*Aim*. Copy all entries without alteration and skip the pictures they hold.

*Record extracts*.
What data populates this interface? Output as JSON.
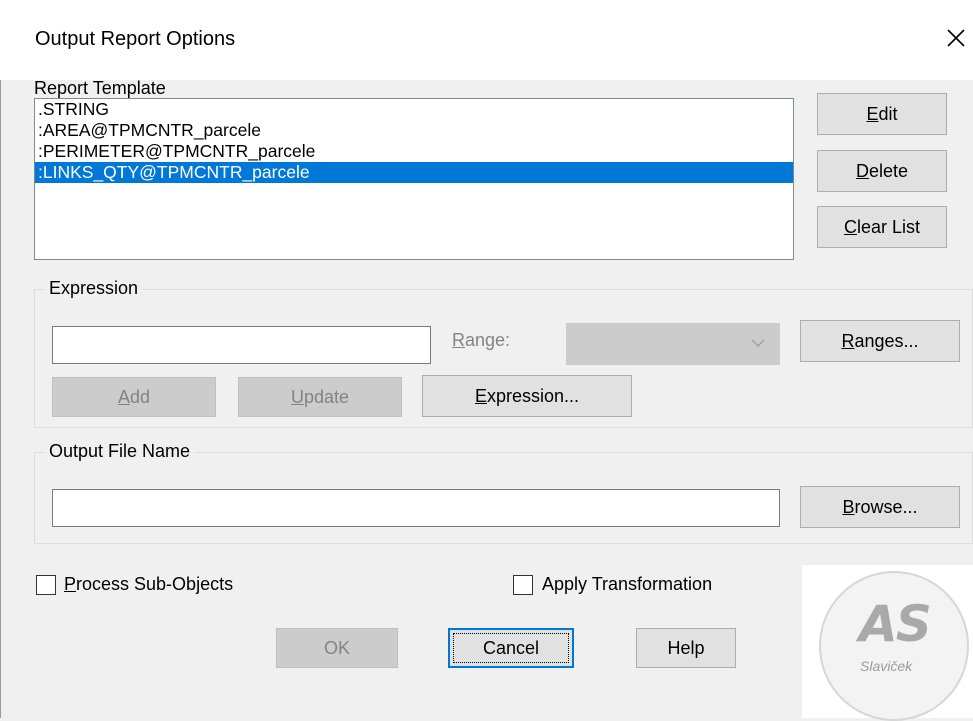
{
  "dialog": {
    "title": "Output Report Options"
  },
  "report_template": {
    "label": "Report Template",
    "items": [
      {
        "text": ".STRING",
        "selected": false
      },
      {
        "text": ":AREA@TPMCNTR_parcele",
        "selected": false
      },
      {
        "text": ":PERIMETER@TPMCNTR_parcele",
        "selected": false
      },
      {
        "text": ":LINKS_QTY@TPMCNTR_parcele",
        "selected": true
      }
    ]
  },
  "side_buttons": {
    "edit": {
      "mnemonic": "E",
      "rest": "dit"
    },
    "delete": {
      "mnemonic": "D",
      "rest": "elete"
    },
    "clear_list": {
      "mnemonic": "C",
      "rest": "lear List"
    }
  },
  "expression_group": {
    "title": "Expression",
    "input_value": "",
    "range_label": {
      "mnemonic": "R",
      "rest": "ange:"
    },
    "range_value": "",
    "ranges_button": {
      "mnemonic": "R",
      "rest": "anges..."
    },
    "add_button": {
      "mnemonic": "A",
      "rest": "dd"
    },
    "update_button": {
      "mnemonic": "U",
      "rest": "pdate"
    },
    "expression_button": {
      "mnemonic": "E",
      "rest": "xpression..."
    }
  },
  "output_group": {
    "title": "Output File Name",
    "input_value": "",
    "browse_button": {
      "mnemonic": "B",
      "rest": "rowse..."
    }
  },
  "checkboxes": {
    "process_sub_objects": {
      "mnemonic": "P",
      "rest": "rocess Sub-Objects",
      "checked": false
    },
    "apply_transformation": {
      "label": "Apply Transformation",
      "checked": false
    }
  },
  "footer": {
    "ok_label": "OK",
    "cancel_label": "Cancel",
    "help_label": "Help"
  },
  "watermark": {
    "logo_text": "AS",
    "name": "Slaviček"
  },
  "colors": {
    "selection": "#0078d7",
    "dialog_bg": "#f0f0f0",
    "disabled_text": "#838383"
  }
}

*Answer in full*.
What data populates this interface? Output as JSON.
{
  "dialog": {
    "title": "Output Report Options"
  },
  "report_template": {
    "label": "Report Template",
    "items": [
      {
        "text": ".STRING",
        "selected": false
      },
      {
        "text": ":AREA@TPMCNTR_parcele",
        "selected": false
      },
      {
        "text": ":PERIMETER@TPMCNTR_parcele",
        "selected": false
      },
      {
        "text": ":LINKS_QTY@TPMCNTR_parcele",
        "selected": true
      }
    ]
  },
  "side_buttons": {
    "edit": {
      "mnemonic": "E",
      "rest": "dit"
    },
    "delete": {
      "mnemonic": "D",
      "rest": "elete"
    },
    "clear_list": {
      "mnemonic": "C",
      "rest": "lear List"
    }
  },
  "expression_group": {
    "title": "Expression",
    "input_value": "",
    "range_label": {
      "mnemonic": "R",
      "rest": "ange:"
    },
    "range_value": "",
    "ranges_button": {
      "mnemonic": "R",
      "rest": "anges..."
    },
    "add_button": {
      "mnemonic": "A",
      "rest": "dd"
    },
    "update_button": {
      "mnemonic": "U",
      "rest": "pdate"
    },
    "expression_button": {
      "mnemonic": "E",
      "rest": "xpression..."
    }
  },
  "output_group": {
    "title": "Output File Name",
    "input_value": "",
    "browse_button": {
      "mnemonic": "B",
      "rest": "rowse..."
    }
  },
  "checkboxes": {
    "process_sub_objects": {
      "mnemonic": "P",
      "rest": "rocess Sub-Objects",
      "checked": false
    },
    "apply_transformation": {
      "label": "Apply Transformation",
      "checked": false
    }
  },
  "footer": {
    "ok_label": "OK",
    "cancel_label": "Cancel",
    "help_label": "Help"
  },
  "watermark": {
    "logo_text": "AS",
    "name": "Slaviček"
  },
  "colors": {
    "selection": "#0078d7",
    "dialog_bg": "#f0f0f0",
    "disabled_text": "#838383"
  }
}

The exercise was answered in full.